**DO THIS:** Scan the lines below for the string "Verify" and copy every one that has it.

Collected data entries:
* * *

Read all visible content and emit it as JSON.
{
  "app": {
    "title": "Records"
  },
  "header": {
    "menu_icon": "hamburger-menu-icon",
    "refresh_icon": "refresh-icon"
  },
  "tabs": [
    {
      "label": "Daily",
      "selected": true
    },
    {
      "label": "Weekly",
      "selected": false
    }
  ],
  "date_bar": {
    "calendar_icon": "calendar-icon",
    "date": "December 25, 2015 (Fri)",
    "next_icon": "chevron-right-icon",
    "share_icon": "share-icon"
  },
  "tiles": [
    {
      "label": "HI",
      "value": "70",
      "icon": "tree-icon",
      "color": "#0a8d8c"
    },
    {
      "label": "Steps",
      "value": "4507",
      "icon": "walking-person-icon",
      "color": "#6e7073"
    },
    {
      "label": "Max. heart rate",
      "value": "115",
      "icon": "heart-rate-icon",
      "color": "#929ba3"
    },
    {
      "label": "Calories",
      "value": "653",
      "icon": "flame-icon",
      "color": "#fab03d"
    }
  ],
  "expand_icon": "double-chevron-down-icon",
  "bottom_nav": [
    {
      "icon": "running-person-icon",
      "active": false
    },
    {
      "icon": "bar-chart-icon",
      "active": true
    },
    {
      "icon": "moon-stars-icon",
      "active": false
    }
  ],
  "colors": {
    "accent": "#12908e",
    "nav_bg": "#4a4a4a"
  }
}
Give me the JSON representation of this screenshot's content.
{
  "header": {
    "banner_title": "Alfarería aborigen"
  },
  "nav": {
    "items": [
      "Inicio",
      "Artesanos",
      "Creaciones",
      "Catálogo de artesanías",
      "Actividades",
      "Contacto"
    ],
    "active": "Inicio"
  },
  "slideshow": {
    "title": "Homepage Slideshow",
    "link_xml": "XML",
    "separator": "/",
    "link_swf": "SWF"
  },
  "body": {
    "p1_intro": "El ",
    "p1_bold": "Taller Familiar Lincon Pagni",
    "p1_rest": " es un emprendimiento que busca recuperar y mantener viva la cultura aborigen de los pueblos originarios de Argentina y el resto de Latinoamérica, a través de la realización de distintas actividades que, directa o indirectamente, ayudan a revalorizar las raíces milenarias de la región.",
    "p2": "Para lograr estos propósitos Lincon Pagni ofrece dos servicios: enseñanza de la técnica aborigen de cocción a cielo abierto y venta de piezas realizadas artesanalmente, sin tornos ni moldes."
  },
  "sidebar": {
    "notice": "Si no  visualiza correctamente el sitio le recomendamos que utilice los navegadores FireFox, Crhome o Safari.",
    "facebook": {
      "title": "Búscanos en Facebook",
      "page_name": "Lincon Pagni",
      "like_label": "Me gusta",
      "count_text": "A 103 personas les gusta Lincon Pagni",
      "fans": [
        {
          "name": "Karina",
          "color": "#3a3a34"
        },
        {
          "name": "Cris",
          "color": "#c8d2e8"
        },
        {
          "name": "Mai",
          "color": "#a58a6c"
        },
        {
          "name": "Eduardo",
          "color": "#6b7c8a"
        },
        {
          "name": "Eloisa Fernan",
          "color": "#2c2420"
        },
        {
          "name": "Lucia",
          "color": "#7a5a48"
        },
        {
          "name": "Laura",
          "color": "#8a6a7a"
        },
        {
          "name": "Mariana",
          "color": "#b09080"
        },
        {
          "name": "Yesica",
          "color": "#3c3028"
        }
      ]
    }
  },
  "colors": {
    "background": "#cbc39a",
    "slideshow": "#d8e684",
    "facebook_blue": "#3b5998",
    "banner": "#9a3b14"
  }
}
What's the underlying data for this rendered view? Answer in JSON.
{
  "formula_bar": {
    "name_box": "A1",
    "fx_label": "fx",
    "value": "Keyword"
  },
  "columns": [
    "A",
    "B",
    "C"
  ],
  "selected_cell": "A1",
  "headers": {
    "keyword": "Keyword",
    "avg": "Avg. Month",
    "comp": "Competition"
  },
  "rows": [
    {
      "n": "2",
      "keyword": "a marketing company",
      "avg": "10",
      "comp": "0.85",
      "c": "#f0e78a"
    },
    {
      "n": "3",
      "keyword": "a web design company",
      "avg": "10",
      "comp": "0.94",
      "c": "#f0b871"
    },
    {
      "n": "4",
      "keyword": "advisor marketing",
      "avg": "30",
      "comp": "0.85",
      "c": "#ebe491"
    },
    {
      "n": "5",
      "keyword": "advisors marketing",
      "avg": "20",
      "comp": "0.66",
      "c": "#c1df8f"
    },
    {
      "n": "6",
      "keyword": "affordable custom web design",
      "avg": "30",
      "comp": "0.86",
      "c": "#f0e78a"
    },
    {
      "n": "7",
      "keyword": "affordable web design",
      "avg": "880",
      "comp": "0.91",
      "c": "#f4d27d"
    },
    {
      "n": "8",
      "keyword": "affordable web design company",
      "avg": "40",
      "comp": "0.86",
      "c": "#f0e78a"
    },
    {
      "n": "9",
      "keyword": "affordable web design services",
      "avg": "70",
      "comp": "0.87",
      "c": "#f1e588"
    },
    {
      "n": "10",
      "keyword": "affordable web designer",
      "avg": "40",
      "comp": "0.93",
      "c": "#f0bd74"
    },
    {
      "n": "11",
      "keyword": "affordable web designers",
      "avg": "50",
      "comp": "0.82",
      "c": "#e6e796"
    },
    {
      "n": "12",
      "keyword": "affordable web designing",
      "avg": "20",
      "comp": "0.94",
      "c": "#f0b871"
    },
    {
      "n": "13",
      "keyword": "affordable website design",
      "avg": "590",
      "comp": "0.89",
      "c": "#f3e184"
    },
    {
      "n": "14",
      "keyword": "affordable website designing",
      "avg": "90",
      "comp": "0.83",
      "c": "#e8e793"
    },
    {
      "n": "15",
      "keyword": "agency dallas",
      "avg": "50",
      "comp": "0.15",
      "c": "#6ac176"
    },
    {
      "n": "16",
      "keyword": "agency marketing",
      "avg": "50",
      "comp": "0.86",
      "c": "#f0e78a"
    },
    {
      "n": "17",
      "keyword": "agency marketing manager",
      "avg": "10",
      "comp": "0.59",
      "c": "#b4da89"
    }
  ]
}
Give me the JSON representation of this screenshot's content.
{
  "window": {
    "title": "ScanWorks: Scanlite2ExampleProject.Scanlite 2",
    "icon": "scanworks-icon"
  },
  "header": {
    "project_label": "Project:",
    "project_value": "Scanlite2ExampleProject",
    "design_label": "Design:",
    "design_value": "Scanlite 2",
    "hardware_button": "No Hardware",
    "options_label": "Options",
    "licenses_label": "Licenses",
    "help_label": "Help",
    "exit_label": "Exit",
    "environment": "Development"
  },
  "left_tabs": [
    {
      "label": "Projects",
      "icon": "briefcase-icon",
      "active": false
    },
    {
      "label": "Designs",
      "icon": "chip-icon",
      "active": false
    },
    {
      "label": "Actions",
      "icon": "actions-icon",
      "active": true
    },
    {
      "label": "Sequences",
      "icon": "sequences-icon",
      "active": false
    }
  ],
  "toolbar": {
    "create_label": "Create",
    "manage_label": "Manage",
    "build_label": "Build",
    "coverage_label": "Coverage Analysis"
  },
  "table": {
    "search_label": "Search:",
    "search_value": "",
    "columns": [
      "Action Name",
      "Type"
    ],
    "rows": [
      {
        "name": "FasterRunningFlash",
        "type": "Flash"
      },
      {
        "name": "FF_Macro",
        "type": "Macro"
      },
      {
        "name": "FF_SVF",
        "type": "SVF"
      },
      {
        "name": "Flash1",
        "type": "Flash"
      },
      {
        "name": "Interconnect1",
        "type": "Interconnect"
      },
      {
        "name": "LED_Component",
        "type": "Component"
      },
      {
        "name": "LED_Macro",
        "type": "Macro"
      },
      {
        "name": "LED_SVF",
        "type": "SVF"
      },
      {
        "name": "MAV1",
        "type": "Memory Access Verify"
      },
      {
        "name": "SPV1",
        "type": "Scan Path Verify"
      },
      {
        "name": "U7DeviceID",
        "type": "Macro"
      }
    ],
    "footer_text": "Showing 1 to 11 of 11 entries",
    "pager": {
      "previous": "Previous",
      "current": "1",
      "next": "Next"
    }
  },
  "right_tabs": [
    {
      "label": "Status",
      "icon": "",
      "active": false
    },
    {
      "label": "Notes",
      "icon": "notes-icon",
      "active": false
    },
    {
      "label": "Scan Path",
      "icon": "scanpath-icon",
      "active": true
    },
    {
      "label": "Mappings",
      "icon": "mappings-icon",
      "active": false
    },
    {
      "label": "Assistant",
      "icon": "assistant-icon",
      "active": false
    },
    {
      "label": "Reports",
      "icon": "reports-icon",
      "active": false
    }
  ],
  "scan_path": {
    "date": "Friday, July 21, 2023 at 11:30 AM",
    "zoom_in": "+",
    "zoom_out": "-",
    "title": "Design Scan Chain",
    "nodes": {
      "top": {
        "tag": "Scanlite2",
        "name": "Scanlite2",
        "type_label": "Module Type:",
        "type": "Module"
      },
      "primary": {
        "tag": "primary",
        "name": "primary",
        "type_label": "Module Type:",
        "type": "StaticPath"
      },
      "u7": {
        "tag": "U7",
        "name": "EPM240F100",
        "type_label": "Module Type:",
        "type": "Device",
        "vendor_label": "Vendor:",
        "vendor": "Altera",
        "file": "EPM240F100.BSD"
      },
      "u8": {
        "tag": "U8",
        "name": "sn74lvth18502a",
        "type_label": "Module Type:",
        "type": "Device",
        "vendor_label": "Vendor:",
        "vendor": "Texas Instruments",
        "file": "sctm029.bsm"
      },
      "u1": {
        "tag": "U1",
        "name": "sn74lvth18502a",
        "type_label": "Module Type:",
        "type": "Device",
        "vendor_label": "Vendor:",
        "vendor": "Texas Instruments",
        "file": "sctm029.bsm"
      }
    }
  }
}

* * *

**SOLUTION TO THIS EXERCISE:**
        "type": "Memory Access Verify"
        "type": "Scan Path Verify"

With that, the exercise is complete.